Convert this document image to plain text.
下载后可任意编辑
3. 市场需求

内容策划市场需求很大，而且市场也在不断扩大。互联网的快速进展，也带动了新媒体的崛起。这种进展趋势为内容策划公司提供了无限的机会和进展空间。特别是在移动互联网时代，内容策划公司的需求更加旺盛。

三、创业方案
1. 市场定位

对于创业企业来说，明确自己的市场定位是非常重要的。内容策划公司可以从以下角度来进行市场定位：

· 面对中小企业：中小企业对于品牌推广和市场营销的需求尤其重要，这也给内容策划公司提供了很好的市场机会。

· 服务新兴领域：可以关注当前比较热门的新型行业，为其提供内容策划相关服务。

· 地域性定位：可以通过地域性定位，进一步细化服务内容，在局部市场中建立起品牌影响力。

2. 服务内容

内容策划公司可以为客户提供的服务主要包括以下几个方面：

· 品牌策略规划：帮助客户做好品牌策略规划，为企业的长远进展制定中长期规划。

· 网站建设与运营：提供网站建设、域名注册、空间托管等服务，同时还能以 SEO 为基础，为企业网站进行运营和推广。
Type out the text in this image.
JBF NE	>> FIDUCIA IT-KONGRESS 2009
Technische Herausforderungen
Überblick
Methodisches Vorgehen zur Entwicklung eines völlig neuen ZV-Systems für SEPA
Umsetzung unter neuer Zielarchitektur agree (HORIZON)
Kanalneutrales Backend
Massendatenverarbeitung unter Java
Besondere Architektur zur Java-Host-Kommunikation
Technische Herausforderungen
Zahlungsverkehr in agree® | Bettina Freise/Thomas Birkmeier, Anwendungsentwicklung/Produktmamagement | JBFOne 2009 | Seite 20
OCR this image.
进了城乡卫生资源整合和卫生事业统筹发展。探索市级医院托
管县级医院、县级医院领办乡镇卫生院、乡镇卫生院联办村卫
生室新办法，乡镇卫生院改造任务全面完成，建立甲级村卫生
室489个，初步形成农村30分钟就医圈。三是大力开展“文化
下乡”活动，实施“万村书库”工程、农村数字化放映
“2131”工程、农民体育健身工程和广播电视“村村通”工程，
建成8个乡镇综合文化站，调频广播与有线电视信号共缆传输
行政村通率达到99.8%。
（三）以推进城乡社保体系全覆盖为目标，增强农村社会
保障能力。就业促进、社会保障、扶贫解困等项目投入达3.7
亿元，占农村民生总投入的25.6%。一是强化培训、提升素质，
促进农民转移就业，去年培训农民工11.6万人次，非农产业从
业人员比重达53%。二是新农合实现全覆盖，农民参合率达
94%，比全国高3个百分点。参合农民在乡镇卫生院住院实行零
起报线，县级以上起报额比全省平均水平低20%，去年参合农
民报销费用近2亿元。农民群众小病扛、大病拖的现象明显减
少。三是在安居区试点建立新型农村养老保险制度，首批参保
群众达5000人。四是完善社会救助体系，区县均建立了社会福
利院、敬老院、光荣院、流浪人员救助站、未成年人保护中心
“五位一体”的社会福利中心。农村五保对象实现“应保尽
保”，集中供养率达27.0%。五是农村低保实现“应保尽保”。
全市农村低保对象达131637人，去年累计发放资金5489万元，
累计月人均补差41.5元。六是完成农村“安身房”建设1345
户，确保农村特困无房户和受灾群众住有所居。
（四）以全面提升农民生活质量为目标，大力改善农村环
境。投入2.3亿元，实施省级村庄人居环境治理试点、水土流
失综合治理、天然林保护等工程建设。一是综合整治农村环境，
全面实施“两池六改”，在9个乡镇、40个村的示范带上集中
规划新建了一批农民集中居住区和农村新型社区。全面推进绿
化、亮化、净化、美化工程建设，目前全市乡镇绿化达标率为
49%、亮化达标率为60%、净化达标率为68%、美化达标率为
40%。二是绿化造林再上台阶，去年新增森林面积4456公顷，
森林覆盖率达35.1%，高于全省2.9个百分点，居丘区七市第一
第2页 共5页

____

▶ **Exercise brief**:
Quote the entire listing above exactly.

▶ **Result for this task**:
Convert this document image to plain text.
下载后可任意编辑
3. 市场需求

内容策划市场需求很大，而且市场也在不断扩大。互联网的快速进展，也带动了新媒体的崛起。这种进展趋势为内容策划公司提供了无限的机会和进展空间。特别是在移动互联网时代，内容策划公司的需求更加旺盛。

三、创业方案
1. 市场定位

对于创业企业来说，明确自己的市场定位是非常重要的。内容策划公司可以从以下角度来进行市场定位：

· 面对中小企业：中小企业对于品牌推广和市场营销的需求尤其重要，这也给内容策划公司提供了很好的市场机会。

· 服务新兴领域：可以关注当前比较热门的新型行业，为其提供内容策划相关服务。

· 地域性定位：可以通过地域性定位，进一步细化服务内容，在局部市场中建立起品牌影响力。

2. 服务内容

内容策划公司可以为客户提供的服务主要包括以下几个方面：

· 品牌策略规划：帮助客户做好品牌策略规划，为企业的长远进展制定中长期规划。

· 网站建设与运营：提供网站建设、域名注册、空间托管等服务，同时还能以 SEO 为基础，为企业网站进行运营和推广。
Type out the text in this image.
JBF NE	>> FIDUCIA IT-KONGRESS 2009
Technische Herausforderungen
Überblick
Methodisches Vorgehen zur Entwicklung eines völlig neuen ZV-Systems für SEPA
Umsetzung unter neuer Zielarchitektur agree (HORIZON)
Kanalneutrales Backend
Massendatenverarbeitung unter Java
Besondere Architektur zur Java-Host-Kommunikation
Technische Herausforderungen
Zahlungsverkehr in agree® | Bettina Freise/Thomas Birkmeier, Anwendungsentwicklung/Produktmamagement | JBFOne 2009 | Seite 20
OCR this image.
进了城乡卫生资源整合和卫生事业统筹发展。探索市级医院托
管县级医院、县级医院领办乡镇卫生院、乡镇卫生院联办村卫
生室新办法，乡镇卫生院改造任务全面完成，建立甲级村卫生
室489个，初步形成农村30分钟就医圈。三是大力开展“文化
下乡”活动，实施“万村书库”工程、农村数字化放映
“2131”工程、农民体育健身工程和广播电视“村村通”工程，
建成8个乡镇综合文化站，调频广播与有线电视信号共缆传输
行政村通率达到99.8%。
（三）以推进城乡社保体系全覆盖为目标，增强农村社会
保障能力。就业促进、社会保障、扶贫解困等项目投入达3.7
亿元，占农村民生总投入的25.6%。一是强化培训、提升素质，
促进农民转移就业，去年培训农民工11.6万人次，非农产业从
业人员比重达53%。二是新农合实现全覆盖，农民参合率达
94%，比全国高3个百分点。参合农民在乡镇卫生院住院实行零
起报线，县级以上起报额比全省平均水平低20%，去年参合农
民报销费用近2亿元。农民群众小病扛、大病拖的现象明显减
少。三是在安居区试点建立新型农村养老保险制度，首批参保
群众达5000人。四是完善社会救助体系，区县均建立了社会福
利院、敬老院、光荣院、流浪人员救助站、未成年人保护中心
“五位一体”的社会福利中心。农村五保对象实现“应保尽
保”，集中供养率达27.0%。五是农村低保实现“应保尽保”。
全市农村低保对象达131637人，去年累计发放资金5489万元，
累计月人均补差41.5元。六是完成农村“安身房”建设1345
户，确保农村特困无房户和受灾群众住有所居。
（四）以全面提升农民生活质量为目标，大力改善农村环
境。投入2.3亿元，实施省级村庄人居环境治理试点、水土流
失综合治理、天然林保护等工程建设。一是综合整治农村环境，
全面实施“两池六改”，在9个乡镇、40个村的示范带上集中
规划新建了一批农民集中居住区和农村新型社区。全面推进绿
化、亮化、净化、美化工程建设，目前全市乡镇绿化达标率为
49%、亮化达标率为60%、净化达标率为68%、美化达标率为
40%。二是绿化造林再上台阶，去年新增森林面积4456公顷，
森林覆盖率达35.1%，高于全省2.9个百分点，居丘区七市第一
第2页 共5页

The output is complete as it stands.